— SUPPLIED ENTRIES —
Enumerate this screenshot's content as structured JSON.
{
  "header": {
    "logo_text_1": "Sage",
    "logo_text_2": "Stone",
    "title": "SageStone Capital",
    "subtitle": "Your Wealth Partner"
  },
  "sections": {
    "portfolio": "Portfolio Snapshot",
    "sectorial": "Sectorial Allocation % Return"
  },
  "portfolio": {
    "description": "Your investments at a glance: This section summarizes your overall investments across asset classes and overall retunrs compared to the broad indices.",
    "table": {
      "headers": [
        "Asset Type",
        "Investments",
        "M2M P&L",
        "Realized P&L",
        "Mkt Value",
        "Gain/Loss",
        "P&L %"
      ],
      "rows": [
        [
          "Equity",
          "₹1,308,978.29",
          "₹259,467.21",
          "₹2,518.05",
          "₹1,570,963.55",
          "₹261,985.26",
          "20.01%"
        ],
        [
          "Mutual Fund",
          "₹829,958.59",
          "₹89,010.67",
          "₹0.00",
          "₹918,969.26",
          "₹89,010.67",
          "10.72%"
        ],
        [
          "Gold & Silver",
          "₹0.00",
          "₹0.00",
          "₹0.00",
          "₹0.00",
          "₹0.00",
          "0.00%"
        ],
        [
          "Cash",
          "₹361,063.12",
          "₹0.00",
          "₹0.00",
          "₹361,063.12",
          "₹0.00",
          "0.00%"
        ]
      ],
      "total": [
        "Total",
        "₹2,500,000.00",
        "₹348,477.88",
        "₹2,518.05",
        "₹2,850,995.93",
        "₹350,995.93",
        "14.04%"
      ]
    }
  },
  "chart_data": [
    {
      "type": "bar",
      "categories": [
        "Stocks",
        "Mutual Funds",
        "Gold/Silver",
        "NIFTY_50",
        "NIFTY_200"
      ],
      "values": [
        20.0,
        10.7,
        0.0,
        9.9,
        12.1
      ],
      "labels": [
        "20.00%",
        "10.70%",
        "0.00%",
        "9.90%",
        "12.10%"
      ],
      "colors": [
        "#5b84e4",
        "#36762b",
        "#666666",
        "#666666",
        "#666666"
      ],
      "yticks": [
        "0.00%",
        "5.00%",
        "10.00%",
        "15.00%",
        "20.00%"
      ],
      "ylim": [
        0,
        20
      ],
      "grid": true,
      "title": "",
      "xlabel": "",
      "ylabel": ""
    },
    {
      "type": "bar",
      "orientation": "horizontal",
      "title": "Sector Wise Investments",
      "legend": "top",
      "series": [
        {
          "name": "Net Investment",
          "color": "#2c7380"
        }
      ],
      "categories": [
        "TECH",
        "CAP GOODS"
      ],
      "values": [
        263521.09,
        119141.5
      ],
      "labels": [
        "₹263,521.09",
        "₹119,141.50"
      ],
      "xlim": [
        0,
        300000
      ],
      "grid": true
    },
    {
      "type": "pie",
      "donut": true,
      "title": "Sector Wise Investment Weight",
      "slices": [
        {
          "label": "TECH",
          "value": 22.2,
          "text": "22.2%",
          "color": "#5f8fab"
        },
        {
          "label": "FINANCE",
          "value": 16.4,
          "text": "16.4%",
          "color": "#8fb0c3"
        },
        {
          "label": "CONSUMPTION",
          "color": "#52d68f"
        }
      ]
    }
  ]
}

— EXERCISE DIRECTIONS —
Repeat all the records. Match each line exactly.

— ANSWER IN FULL —
Enumerate this screenshot's content as structured JSON.
{
  "header": {
    "logo_text_1": "Sage",
    "logo_text_2": "Stone",
    "title": "SageStone Capital",
    "subtitle": "Your Wealth Partner"
  },
  "sections": {
    "portfolio": "Portfolio Snapshot",
    "sectorial": "Sectorial Allocation % Return"
  },
  "portfolio": {
    "description": "Your investments at a glance: This section summarizes your overall investments across asset classes and overall retunrs compared to the broad indices.",
    "table": {
      "headers": [
        "Asset Type",
        "Investments",
        "M2M P&L",
        "Realized P&L",
        "Mkt Value",
        "Gain/Loss",
        "P&L %"
      ],
      "rows": [
        [
          "Equity",
          "₹1,308,978.29",
          "₹259,467.21",
          "₹2,518.05",
          "₹1,570,963.55",
          "₹261,985.26",
          "20.01%"
        ],
        [
          "Mutual Fund",
          "₹829,958.59",
          "₹89,010.67",
          "₹0.00",
          "₹918,969.26",
          "₹89,010.67",
          "10.72%"
        ],
        [
          "Gold & Silver",
          "₹0.00",
          "₹0.00",
          "₹0.00",
          "₹0.00",
          "₹0.00",
          "0.00%"
        ],
        [
          "Cash",
          "₹361,063.12",
          "₹0.00",
          "₹0.00",
          "₹361,063.12",
          "₹0.00",
          "0.00%"
        ]
      ],
      "total": [
        "Total",
        "₹2,500,000.00",
        "₹348,477.88",
        "₹2,518.05",
        "₹2,850,995.93",
        "₹350,995.93",
        "14.04%"
      ]
    }
  },
  "chart_data": [
    {
      "type": "bar",
      "categories": [
        "Stocks",
        "Mutual Funds",
        "Gold/Silver",
        "NIFTY_50",
        "NIFTY_200"
      ],
      "values": [
        20.0,
        10.7,
        0.0,
        9.9,
        12.1
      ],
      "labels": [
        "20.00%",
        "10.70%",
        "0.00%",
        "9.90%",
        "12.10%"
      ],
      "colors": [
        "#5b84e4",
        "#36762b",
        "#666666",
        "#666666",
        "#666666"
      ],
      "yticks": [
        "0.00%",
        "5.00%",
        "10.00%",
        "15.00%",
        "20.00%"
      ],
      "ylim": [
        0,
        20
      ],
      "grid": true,
      "title": "",
      "xlabel": "",
      "ylabel": ""
    },
    {
      "type": "bar",
      "orientation": "horizontal",
      "title": "Sector Wise Investments",
      "legend": "top",
      "series": [
        {
          "name": "Net Investment",
          "color": "#2c7380"
        }
      ],
      "categories": [
        "TECH",
        "CAP GOODS"
      ],
      "values": [
        263521.09,
        119141.5
      ],
      "labels": [
        "₹263,521.09",
        "₹119,141.50"
      ],
      "xlim": [
        0,
        300000
      ],
      "grid": true
    },
    {
      "type": "pie",
      "donut": true,
      "title": "Sector Wise Investment Weight",
      "slices": [
        {
          "label": "TECH",
          "value": 22.2,
          "text": "22.2%",
          "color": "#5f8fab"
        },
        {
          "label": "FINANCE",
          "value": 16.4,
          "text": "16.4%",
          "color": "#8fb0c3"
        },
        {
          "label": "CONSUMPTION",
          "color": "#52d68f"
        }
      ]
    }
  ]
}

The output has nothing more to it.